## [SET TASK]
Copy out every line of the material below, character for character.

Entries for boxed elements

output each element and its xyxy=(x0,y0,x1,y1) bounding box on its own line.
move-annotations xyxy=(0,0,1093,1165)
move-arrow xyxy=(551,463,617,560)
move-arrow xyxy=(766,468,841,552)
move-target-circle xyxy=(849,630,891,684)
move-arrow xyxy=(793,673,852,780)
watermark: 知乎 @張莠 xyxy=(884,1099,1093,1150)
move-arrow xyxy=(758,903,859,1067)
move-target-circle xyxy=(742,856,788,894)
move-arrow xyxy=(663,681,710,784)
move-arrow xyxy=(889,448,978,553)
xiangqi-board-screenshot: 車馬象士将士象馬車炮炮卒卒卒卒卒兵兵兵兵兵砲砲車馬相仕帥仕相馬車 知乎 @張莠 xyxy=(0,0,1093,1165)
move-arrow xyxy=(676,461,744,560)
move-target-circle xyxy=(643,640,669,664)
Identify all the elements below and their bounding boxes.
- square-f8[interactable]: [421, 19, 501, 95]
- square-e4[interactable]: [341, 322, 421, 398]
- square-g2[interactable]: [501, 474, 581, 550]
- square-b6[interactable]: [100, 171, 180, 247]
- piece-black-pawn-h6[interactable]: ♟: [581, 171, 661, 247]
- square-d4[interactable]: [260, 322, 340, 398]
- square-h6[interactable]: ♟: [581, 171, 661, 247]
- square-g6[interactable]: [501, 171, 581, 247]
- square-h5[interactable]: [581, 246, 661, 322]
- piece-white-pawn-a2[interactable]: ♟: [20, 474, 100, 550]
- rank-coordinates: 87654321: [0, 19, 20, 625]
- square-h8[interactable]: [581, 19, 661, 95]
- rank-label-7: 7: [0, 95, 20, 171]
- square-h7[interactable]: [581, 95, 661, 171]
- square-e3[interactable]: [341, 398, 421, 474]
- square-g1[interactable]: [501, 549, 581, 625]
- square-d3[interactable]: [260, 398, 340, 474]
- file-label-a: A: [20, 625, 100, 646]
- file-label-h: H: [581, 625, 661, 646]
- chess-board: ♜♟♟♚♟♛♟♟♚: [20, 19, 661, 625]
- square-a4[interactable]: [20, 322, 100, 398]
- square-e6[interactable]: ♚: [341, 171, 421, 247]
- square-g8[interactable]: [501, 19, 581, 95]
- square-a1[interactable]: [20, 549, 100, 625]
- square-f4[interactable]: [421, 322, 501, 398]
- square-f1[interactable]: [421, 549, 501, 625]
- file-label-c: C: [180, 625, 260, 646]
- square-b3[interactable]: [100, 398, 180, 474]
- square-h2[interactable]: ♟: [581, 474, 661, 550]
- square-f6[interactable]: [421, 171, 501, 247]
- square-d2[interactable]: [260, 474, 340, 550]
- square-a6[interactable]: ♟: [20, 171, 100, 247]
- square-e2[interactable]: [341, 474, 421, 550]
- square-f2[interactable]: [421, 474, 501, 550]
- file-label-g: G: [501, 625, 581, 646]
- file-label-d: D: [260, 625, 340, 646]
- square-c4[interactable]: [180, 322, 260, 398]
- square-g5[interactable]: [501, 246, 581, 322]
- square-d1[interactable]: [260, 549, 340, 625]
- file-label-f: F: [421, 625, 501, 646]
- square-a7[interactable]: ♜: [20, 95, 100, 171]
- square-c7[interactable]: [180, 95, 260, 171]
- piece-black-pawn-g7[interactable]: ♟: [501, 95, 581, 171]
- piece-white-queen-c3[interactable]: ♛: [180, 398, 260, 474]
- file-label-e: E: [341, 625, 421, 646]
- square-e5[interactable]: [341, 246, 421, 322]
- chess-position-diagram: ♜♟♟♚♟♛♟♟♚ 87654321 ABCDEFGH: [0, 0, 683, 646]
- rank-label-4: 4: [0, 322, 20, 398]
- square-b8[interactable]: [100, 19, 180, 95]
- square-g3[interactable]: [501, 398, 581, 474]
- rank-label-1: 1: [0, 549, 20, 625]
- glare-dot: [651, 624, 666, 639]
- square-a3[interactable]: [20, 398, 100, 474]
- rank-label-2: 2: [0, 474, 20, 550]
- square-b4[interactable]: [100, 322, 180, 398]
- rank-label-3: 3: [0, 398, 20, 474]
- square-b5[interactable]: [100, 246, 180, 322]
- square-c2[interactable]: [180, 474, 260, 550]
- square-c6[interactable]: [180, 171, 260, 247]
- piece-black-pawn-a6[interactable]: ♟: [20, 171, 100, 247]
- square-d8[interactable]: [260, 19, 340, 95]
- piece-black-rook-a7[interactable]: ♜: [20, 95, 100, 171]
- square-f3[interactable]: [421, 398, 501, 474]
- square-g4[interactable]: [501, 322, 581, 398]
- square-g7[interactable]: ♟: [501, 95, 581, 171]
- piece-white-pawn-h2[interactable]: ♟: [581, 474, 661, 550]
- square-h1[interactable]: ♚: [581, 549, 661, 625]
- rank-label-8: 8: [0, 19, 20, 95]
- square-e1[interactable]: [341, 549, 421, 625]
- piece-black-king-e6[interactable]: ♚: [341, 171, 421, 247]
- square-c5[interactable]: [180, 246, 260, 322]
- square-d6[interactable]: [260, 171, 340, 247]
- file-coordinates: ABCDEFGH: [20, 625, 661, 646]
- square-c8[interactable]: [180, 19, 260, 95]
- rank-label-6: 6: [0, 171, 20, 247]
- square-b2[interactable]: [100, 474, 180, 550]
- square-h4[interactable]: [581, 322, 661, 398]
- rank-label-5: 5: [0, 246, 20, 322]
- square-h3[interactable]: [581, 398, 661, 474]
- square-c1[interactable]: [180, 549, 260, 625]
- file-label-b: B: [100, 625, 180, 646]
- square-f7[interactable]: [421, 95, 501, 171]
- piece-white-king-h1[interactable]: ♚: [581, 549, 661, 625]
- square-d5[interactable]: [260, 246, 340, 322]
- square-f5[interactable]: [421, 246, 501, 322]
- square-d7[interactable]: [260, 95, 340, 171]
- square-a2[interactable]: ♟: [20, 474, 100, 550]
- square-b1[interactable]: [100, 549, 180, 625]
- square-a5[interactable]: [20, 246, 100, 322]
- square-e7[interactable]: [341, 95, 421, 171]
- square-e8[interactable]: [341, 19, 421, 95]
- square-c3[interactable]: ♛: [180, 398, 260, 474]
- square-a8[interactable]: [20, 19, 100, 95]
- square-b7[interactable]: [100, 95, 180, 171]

## [COMPLETED TASK]
output each element and its xyxy=(x0,y0,x1,y1) bounding box on its own line.
move-annotations xyxy=(0,0,1093,1165)
move-arrow xyxy=(551,463,617,560)
move-arrow xyxy=(766,468,841,552)
move-target-circle xyxy=(849,630,891,684)
move-arrow xyxy=(793,673,852,780)
watermark: 知乎 @張莠 xyxy=(884,1099,1093,1150)
move-arrow xyxy=(758,903,859,1067)
move-target-circle xyxy=(742,856,788,894)
move-arrow xyxy=(663,681,710,784)
move-arrow xyxy=(889,448,978,553)
xiangqi-board-screenshot: 車馬象士将士象馬車炮炮卒卒卒卒卒兵兵兵兵兵砲砲車馬相仕帥仕相馬車 知乎 @張莠 xyxy=(0,0,1093,1165)
move-arrow xyxy=(676,461,744,560)
move-target-circle xyxy=(643,640,669,664)
Identify all the elements below and their bounding boxes.
- square-f8[interactable]: [421, 19, 501, 95]
- square-e4[interactable]: [341, 322, 421, 398]
- square-g2[interactable]: [501, 474, 581, 550]
- square-b6[interactable]: [100, 171, 180, 247]
- piece-black-pawn-h6[interactable]: ♟: [581, 171, 661, 247]
- square-d4[interactable]: [260, 322, 340, 398]
- square-h6[interactable]: ♟: [581, 171, 661, 247]
- square-g6[interactable]: [501, 171, 581, 247]
- square-h5[interactable]: [581, 246, 661, 322]
- piece-white-pawn-a2[interactable]: ♟: [20, 474, 100, 550]
- rank-coordinates: 87654321: [0, 19, 20, 625]
- square-h8[interactable]: [581, 19, 661, 95]
- rank-label-7: 7: [0, 95, 20, 171]
- square-h7[interactable]: [581, 95, 661, 171]
- square-e3[interactable]: [341, 398, 421, 474]
- square-g1[interactable]: [501, 549, 581, 625]
- square-d3[interactable]: [260, 398, 340, 474]
- file-label-a: A: [20, 625, 100, 646]
- file-label-h: H: [581, 625, 661, 646]
- chess-board: ♜♟♟♚♟♛♟♟♚: [20, 19, 661, 625]
- square-a4[interactable]: [20, 322, 100, 398]
- square-e6[interactable]: ♚: [341, 171, 421, 247]
- square-g8[interactable]: [501, 19, 581, 95]
- square-a1[interactable]: [20, 549, 100, 625]
- square-f4[interactable]: [421, 322, 501, 398]
- square-f1[interactable]: [421, 549, 501, 625]
- file-label-c: C: [180, 625, 260, 646]
- square-b3[interactable]: [100, 398, 180, 474]
- square-h2[interactable]: ♟: [581, 474, 661, 550]
- square-f6[interactable]: [421, 171, 501, 247]
- square-d2[interactable]: [260, 474, 340, 550]
- square-a6[interactable]: ♟: [20, 171, 100, 247]
- square-e2[interactable]: [341, 474, 421, 550]
- square-f2[interactable]: [421, 474, 501, 550]
- file-label-g: G: [501, 625, 581, 646]
- file-label-d: D: [260, 625, 340, 646]
- square-c4[interactable]: [180, 322, 260, 398]
- square-g5[interactable]: [501, 246, 581, 322]
- square-d1[interactable]: [260, 549, 340, 625]
- file-label-f: F: [421, 625, 501, 646]
- square-a7[interactable]: ♜: [20, 95, 100, 171]
- square-c7[interactable]: [180, 95, 260, 171]
- piece-black-pawn-g7[interactable]: ♟: [501, 95, 581, 171]
- piece-white-queen-c3[interactable]: ♛: [180, 398, 260, 474]
- file-label-e: E: [341, 625, 421, 646]
- square-e5[interactable]: [341, 246, 421, 322]
- chess-position-diagram: ♜♟♟♚♟♛♟♟♚ 87654321 ABCDEFGH: [0, 0, 683, 646]
- rank-label-4: 4: [0, 322, 20, 398]
- square-b8[interactable]: [100, 19, 180, 95]
- square-g3[interactable]: [501, 398, 581, 474]
- rank-label-1: 1: [0, 549, 20, 625]
- glare-dot: [651, 624, 666, 639]
- square-a3[interactable]: [20, 398, 100, 474]
- rank-label-2: 2: [0, 474, 20, 550]
- square-b4[interactable]: [100, 322, 180, 398]
- rank-label-3: 3: [0, 398, 20, 474]
- square-b5[interactable]: [100, 246, 180, 322]
- square-c2[interactable]: [180, 474, 260, 550]
- square-c6[interactable]: [180, 171, 260, 247]
- piece-black-pawn-a6[interactable]: ♟: [20, 171, 100, 247]
- square-d8[interactable]: [260, 19, 340, 95]
- piece-black-rook-a7[interactable]: ♜: [20, 95, 100, 171]
- square-f3[interactable]: [421, 398, 501, 474]
- square-g4[interactable]: [501, 322, 581, 398]
- square-g7[interactable]: ♟: [501, 95, 581, 171]
- piece-white-pawn-h2[interactable]: ♟: [581, 474, 661, 550]
- square-h1[interactable]: ♚: [581, 549, 661, 625]
- rank-label-8: 8: [0, 19, 20, 95]
- square-e1[interactable]: [341, 549, 421, 625]
- piece-black-king-e6[interactable]: ♚: [341, 171, 421, 247]
- square-c5[interactable]: [180, 246, 260, 322]
- square-d6[interactable]: [260, 171, 340, 247]
- file-coordinates: ABCDEFGH: [20, 625, 661, 646]
- square-c8[interactable]: [180, 19, 260, 95]
- rank-label-6: 6: [0, 171, 20, 247]
- square-b2[interactable]: [100, 474, 180, 550]
- square-h4[interactable]: [581, 322, 661, 398]
- rank-label-5: 5: [0, 246, 20, 322]
- square-h3[interactable]: [581, 398, 661, 474]
- square-c1[interactable]: [180, 549, 260, 625]
- file-label-b: B: [100, 625, 180, 646]
- square-f7[interactable]: [421, 95, 501, 171]
- piece-white-king-h1[interactable]: ♚: [581, 549, 661, 625]
- square-d5[interactable]: [260, 246, 340, 322]
- square-f5[interactable]: [421, 246, 501, 322]
- square-d7[interactable]: [260, 95, 340, 171]
- square-a2[interactable]: ♟: [20, 474, 100, 550]
- square-b1[interactable]: [100, 549, 180, 625]
- square-a5[interactable]: [20, 246, 100, 322]
- square-e7[interactable]: [341, 95, 421, 171]
- square-e8[interactable]: [341, 19, 421, 95]
- square-c3[interactable]: ♛: [180, 398, 260, 474]
- square-a8[interactable]: [20, 19, 100, 95]
- square-b7[interactable]: [100, 95, 180, 171]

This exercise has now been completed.